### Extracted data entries
--- start ---

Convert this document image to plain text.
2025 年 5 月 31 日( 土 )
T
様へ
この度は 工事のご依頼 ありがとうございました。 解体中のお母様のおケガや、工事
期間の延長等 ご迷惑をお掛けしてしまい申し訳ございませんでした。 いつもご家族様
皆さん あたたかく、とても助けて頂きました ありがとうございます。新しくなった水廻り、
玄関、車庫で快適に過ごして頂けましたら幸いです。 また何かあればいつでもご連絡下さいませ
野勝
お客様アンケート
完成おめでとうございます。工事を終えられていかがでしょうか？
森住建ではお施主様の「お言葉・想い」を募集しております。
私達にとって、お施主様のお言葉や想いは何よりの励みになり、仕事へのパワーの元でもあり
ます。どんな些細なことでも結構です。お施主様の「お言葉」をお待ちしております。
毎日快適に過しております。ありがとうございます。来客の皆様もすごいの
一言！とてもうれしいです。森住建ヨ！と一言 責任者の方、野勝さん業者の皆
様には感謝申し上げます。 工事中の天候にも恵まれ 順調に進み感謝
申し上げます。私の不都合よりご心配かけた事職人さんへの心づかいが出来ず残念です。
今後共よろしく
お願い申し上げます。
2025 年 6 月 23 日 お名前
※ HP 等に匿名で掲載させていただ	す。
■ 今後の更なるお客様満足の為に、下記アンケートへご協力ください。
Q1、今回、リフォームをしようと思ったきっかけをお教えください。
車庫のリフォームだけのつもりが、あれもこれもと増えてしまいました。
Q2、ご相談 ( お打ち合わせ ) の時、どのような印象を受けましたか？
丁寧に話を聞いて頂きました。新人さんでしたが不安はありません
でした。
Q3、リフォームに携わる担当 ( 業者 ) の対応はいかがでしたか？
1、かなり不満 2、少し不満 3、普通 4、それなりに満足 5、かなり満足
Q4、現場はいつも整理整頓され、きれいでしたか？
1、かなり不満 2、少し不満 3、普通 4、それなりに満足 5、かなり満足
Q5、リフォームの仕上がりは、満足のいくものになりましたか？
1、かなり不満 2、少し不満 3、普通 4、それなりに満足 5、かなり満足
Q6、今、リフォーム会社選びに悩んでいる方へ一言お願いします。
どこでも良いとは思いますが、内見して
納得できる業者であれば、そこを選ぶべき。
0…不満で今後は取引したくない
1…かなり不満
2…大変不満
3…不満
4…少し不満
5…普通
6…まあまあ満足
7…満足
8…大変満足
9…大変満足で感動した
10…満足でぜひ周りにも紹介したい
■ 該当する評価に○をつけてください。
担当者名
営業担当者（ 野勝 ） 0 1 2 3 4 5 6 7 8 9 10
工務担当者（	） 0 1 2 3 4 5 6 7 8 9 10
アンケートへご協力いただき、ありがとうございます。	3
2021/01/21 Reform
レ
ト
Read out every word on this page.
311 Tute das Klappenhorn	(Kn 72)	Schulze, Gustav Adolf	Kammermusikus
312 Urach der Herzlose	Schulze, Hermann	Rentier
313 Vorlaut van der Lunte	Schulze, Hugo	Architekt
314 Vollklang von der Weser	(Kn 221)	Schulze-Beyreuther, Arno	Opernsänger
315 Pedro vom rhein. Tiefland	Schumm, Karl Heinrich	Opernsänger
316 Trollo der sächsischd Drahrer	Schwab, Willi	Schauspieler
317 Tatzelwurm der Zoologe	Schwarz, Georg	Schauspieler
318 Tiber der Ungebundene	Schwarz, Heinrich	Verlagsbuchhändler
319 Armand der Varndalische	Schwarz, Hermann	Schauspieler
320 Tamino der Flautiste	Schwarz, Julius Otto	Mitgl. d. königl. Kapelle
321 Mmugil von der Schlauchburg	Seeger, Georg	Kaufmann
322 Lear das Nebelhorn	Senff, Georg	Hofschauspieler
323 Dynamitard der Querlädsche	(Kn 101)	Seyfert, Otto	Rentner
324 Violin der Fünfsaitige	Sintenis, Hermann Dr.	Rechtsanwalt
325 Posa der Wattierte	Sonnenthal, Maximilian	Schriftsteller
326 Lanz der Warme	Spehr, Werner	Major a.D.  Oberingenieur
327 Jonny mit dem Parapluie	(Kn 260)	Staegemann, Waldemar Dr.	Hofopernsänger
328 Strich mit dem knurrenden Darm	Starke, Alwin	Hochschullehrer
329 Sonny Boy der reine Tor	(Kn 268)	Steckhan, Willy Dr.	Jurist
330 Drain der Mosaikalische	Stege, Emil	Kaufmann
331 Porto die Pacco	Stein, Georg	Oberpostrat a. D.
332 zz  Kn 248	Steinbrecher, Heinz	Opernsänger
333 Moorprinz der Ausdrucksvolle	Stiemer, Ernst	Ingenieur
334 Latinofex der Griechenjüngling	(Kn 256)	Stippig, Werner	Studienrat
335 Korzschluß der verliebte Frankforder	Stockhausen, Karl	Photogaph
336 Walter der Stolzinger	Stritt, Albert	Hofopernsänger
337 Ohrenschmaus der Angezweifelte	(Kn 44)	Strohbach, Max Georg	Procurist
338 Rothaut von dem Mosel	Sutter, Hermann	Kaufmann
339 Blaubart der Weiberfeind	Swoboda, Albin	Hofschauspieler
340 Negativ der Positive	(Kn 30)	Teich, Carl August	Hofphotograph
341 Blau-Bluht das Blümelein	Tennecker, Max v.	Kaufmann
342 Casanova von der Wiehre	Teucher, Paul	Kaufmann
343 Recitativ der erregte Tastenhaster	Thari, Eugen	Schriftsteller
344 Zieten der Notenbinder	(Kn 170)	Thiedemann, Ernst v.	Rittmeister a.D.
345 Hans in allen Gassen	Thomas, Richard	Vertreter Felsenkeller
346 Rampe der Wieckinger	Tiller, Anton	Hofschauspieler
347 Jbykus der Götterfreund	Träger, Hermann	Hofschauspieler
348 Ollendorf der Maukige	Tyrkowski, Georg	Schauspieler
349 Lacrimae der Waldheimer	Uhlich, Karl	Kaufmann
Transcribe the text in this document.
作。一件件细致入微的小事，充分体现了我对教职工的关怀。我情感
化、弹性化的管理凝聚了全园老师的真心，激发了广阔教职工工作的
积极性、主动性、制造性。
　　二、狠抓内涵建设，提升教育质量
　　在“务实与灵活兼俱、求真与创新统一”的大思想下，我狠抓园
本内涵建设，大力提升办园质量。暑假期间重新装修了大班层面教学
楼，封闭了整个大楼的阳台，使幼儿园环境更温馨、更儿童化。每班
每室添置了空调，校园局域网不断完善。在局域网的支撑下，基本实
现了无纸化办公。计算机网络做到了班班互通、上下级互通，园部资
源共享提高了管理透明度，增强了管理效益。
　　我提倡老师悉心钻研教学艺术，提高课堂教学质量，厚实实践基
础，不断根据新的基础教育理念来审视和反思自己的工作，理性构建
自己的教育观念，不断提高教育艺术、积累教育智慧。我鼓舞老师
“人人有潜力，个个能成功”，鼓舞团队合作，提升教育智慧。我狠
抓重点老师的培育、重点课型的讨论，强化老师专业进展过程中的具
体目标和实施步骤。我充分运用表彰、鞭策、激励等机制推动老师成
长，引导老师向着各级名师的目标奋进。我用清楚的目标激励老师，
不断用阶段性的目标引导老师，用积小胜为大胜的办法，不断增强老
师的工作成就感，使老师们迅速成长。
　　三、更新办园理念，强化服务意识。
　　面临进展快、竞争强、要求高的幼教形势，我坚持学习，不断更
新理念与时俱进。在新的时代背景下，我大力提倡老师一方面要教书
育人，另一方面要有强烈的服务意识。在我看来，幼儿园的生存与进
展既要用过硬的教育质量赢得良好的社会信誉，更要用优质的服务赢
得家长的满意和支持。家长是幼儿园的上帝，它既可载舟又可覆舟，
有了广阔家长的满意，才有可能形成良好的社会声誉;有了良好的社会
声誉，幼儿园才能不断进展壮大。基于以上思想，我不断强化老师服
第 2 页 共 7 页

--- end ---

### WHAT IS EXPECTED
Search the records for the word "Schulze", then list every line that has it.

### WORKED ANSWER
311 Tute das Klappenhorn	(Kn 72)	Schulze, Gustav Adolf	Kammermusikus
312 Urach der Herzlose	Schulze, Hermann	Rentier
313 Vorlaut van der Lunte	Schulze, Hugo	Architekt
314 Vollklang von der Weser	(Kn 221)	Schulze-Beyreuther, Arno	Opernsänger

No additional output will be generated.